**Exercise instructions:**
Copy out the part of the listing below that opens with the line containing "Annotate this image: element" and closes with the line containing "half-star-icon: ★ (265, 122, 280, 142)", with both of those lines included and every line left unchanged. Omit the pictures.

**Data rows:**
— Start —

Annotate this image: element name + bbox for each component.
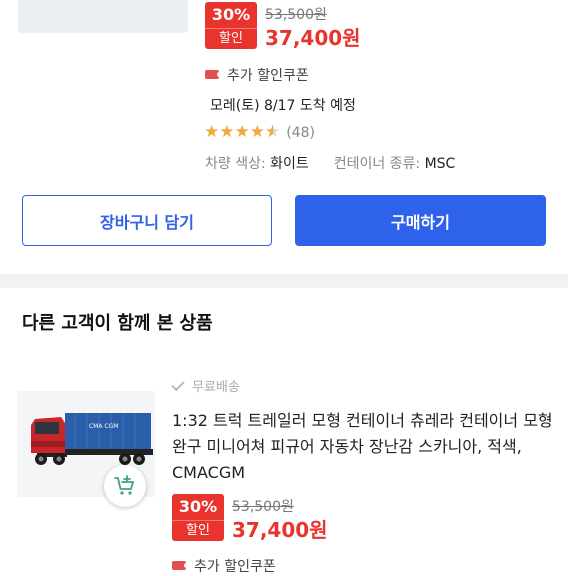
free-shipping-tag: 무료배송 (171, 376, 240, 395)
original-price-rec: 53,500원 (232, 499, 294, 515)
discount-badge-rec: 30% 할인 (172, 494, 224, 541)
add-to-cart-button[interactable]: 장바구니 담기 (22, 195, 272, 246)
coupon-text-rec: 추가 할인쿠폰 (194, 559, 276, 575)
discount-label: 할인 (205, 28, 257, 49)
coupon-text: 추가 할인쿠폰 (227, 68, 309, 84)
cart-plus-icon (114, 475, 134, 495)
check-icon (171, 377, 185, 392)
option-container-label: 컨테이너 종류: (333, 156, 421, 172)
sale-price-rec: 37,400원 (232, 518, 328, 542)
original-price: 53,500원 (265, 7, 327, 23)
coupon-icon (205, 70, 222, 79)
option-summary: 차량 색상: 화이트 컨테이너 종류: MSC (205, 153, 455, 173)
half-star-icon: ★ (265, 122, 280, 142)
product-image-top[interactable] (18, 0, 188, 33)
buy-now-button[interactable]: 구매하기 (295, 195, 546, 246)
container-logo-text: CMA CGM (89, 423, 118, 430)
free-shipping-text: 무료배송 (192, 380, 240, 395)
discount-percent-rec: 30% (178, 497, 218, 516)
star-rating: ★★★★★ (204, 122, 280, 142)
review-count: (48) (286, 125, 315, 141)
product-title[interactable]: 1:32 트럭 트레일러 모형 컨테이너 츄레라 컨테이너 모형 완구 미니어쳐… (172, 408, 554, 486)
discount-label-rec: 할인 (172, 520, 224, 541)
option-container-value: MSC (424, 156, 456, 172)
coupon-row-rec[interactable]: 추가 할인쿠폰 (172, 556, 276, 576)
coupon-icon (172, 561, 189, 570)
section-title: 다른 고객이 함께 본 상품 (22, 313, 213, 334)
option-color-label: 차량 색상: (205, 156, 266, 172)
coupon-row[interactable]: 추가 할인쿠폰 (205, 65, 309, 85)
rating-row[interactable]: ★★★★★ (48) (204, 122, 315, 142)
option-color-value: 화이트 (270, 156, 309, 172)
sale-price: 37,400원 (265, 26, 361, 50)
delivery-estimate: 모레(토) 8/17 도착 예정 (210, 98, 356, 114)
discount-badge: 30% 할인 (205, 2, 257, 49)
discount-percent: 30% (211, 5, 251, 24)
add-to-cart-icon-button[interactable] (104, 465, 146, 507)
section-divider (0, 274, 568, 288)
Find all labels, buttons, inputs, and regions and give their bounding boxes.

— End —
— Start —

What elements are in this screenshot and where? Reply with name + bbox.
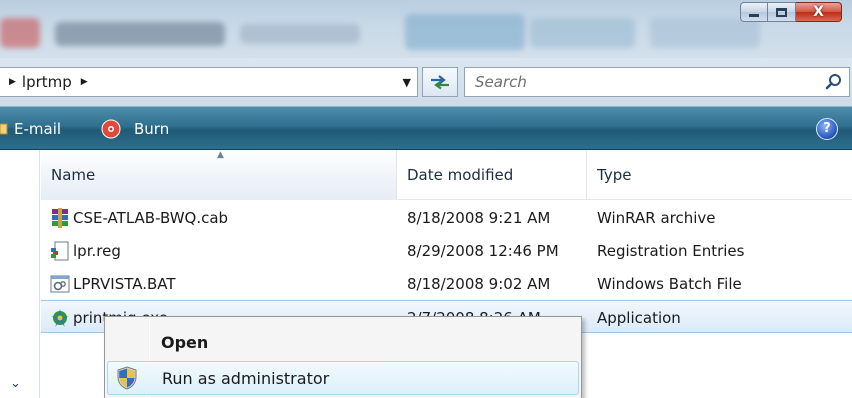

— End —

**Written solution:**
Annotate this image: element name + bbox for each component.
free-shipping-tag: 무료배송 (171, 376, 240, 395)
original-price-rec: 53,500원 (232, 499, 294, 515)
discount-badge-rec: 30% 할인 (172, 494, 224, 541)
add-to-cart-button[interactable]: 장바구니 담기 (22, 195, 272, 246)
coupon-text-rec: 추가 할인쿠폰 (194, 559, 276, 575)
discount-label: 할인 (205, 28, 257, 49)
coupon-text: 추가 할인쿠폰 (227, 68, 309, 84)
cart-plus-icon (114, 475, 134, 495)
check-icon (171, 377, 185, 392)
option-container-label: 컨테이너 종류: (333, 156, 421, 172)
sale-price-rec: 37,400원 (232, 518, 328, 542)
original-price: 53,500원 (265, 7, 327, 23)
coupon-icon (205, 70, 222, 79)
option-summary: 차량 색상: 화이트 컨테이너 종류: MSC (205, 153, 455, 173)
half-star-icon: ★ (265, 122, 280, 142)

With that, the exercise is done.